** BEGIN **
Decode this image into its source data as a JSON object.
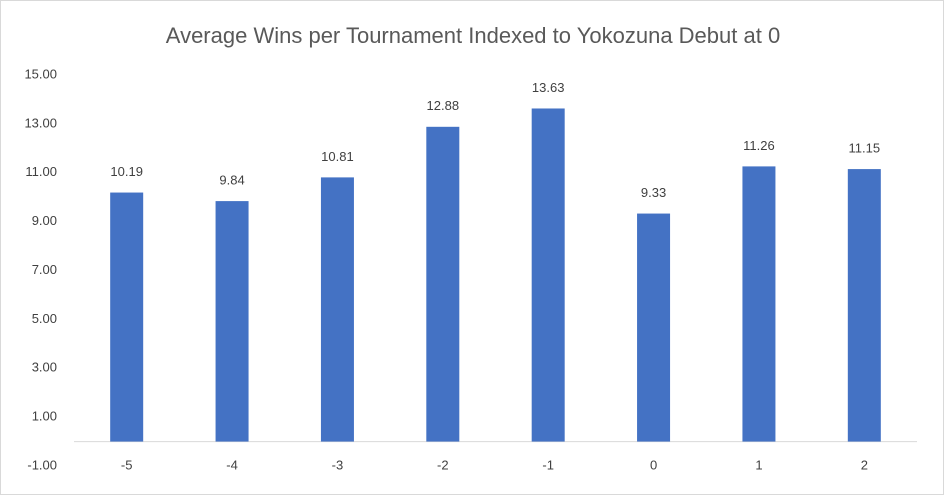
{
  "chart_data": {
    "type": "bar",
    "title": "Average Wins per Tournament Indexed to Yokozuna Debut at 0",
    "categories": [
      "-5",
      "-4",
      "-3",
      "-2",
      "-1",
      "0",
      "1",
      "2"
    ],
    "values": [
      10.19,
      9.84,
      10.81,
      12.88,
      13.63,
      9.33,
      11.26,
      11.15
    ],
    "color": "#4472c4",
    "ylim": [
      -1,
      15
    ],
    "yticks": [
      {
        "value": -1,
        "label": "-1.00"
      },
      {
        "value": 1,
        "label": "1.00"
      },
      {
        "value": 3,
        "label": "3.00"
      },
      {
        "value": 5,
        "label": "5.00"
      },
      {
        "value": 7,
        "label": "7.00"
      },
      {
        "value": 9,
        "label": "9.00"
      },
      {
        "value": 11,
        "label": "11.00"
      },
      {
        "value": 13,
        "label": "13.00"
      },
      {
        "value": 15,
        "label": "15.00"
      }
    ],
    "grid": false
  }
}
** END **
WHAT YOU WILL DO:
Can you restate all the records above word for word while dropping the pictures?

OUTPUT BELOW:
Decode this image into its source data as a JSON object.
{
  "chart_data": {
    "type": "bar",
    "title": "Average Wins per Tournament Indexed to Yokozuna Debut at 0",
    "categories": [
      "-5",
      "-4",
      "-3",
      "-2",
      "-1",
      "0",
      "1",
      "2"
    ],
    "values": [
      10.19,
      9.84,
      10.81,
      12.88,
      13.63,
      9.33,
      11.26,
      11.15
    ],
    "color": "#4472c4",
    "ylim": [
      -1,
      15
    ],
    "yticks": [
      {
        "value": -1,
        "label": "-1.00"
      },
      {
        "value": 1,
        "label": "1.00"
      },
      {
        "value": 3,
        "label": "3.00"
      },
      {
        "value": 5,
        "label": "5.00"
      },
      {
        "value": 7,
        "label": "7.00"
      },
      {
        "value": 9,
        "label": "9.00"
      },
      {
        "value": 11,
        "label": "11.00"
      },
      {
        "value": 13,
        "label": "13.00"
      },
      {
        "value": 15,
        "label": "15.00"
      }
    ],
    "grid": false
  }
}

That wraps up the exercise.